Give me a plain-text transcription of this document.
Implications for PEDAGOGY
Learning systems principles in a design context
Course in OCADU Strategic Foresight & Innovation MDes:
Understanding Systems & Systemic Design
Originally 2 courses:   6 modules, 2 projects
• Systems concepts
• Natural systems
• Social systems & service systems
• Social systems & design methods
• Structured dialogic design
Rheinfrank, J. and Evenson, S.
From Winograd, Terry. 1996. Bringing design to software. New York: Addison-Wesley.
===============
What this task involves: Write out every line from the entries where "Social" appears.

The solution:
• Social systems & service systems
• Social systems & design methods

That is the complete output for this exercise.